**Prompt**. Look for the line containing "Type out the text in this image." in the listing below. Retype that line and every subsequent line through the last one, and only those.

**Provided entries**.
## Start
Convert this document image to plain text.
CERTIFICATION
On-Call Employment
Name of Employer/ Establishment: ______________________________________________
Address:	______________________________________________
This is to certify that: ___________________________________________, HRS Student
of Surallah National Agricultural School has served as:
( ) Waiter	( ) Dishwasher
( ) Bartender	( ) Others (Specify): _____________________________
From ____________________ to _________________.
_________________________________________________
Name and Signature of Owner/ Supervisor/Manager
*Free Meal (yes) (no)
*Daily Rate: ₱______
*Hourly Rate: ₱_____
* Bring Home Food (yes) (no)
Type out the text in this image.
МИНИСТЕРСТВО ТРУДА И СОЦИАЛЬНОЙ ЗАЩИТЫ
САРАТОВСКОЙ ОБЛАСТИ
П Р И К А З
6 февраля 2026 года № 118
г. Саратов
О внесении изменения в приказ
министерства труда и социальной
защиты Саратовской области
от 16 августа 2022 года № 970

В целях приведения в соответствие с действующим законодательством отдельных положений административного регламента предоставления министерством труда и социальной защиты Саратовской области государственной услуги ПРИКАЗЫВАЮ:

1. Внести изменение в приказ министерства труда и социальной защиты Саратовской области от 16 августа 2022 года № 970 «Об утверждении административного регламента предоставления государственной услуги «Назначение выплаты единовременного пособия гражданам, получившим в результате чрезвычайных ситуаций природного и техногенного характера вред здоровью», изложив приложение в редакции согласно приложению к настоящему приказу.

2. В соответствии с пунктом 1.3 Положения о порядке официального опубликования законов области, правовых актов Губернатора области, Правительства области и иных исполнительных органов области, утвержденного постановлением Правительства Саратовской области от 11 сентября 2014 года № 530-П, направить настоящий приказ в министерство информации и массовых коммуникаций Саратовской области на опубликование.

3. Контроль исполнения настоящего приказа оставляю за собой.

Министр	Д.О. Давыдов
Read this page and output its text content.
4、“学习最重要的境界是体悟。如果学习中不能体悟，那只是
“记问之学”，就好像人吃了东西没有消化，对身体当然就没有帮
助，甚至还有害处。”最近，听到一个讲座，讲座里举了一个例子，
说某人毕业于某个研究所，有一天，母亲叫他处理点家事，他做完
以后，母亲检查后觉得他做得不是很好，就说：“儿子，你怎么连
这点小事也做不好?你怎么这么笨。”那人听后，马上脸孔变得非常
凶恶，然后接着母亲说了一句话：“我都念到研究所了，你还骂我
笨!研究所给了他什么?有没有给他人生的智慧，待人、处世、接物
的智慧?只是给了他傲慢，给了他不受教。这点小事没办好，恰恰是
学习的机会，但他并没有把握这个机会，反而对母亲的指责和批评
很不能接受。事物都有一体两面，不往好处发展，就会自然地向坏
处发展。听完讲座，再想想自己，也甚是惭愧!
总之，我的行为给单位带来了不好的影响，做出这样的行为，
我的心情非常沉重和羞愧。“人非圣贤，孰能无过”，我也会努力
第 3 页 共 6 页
## End
**Answer to the exercise**.
Type out the text in this image.
МИНИСТЕРСТВО ТРУДА И СОЦИАЛЬНОЙ ЗАЩИТЫ
САРАТОВСКОЙ ОБЛАСТИ
П Р И К А З
6 февраля 2026 года № 118
г. Саратов
О внесении изменения в приказ
министерства труда и социальной
защиты Саратовской области
от 16 августа 2022 года № 970

В целях приведения в соответствие с действующим законодательством отдельных положений административного регламента предоставления министерством труда и социальной защиты Саратовской области государственной услуги ПРИКАЗЫВАЮ:

1. Внести изменение в приказ министерства труда и социальной защиты Саратовской области от 16 августа 2022 года № 970 «Об утверждении административного регламента предоставления государственной услуги «Назначение выплаты единовременного пособия гражданам, получившим в результате чрезвычайных ситуаций природного и техногенного характера вред здоровью», изложив приложение в редакции согласно приложению к настоящему приказу.

2. В соответствии с пунктом 1.3 Положения о порядке официального опубликования законов области, правовых актов Губернатора области, Правительства области и иных исполнительных органов области, утвержденного постановлением Правительства Саратовской области от 11 сентября 2014 года № 530-П, направить настоящий приказ в министерство информации и массовых коммуникаций Саратовской области на опубликование.

3. Контроль исполнения настоящего приказа оставляю за собой.

Министр	Д.О. Давыдов
Read this page and output its text content.
4、“学习最重要的境界是体悟。如果学习中不能体悟，那只是
“记问之学”，就好像人吃了东西没有消化，对身体当然就没有帮
助，甚至还有害处。”最近，听到一个讲座，讲座里举了一个例子，
说某人毕业于某个研究所，有一天，母亲叫他处理点家事，他做完
以后，母亲检查后觉得他做得不是很好，就说：“儿子，你怎么连
这点小事也做不好?你怎么这么笨。”那人听后，马上脸孔变得非常
凶恶，然后接着母亲说了一句话：“我都念到研究所了，你还骂我
笨!研究所给了他什么?有没有给他人生的智慧，待人、处世、接物
的智慧?只是给了他傲慢，给了他不受教。这点小事没办好，恰恰是
学习的机会，但他并没有把握这个机会，反而对母亲的指责和批评
很不能接受。事物都有一体两面，不往好处发展，就会自然地向坏
处发展。听完讲座，再想想自己，也甚是惭愧!
总之，我的行为给单位带来了不好的影响，做出这样的行为，
我的心情非常沉重和羞愧。“人非圣贤，孰能无过”，我也会努力
第 3 页 共 6 页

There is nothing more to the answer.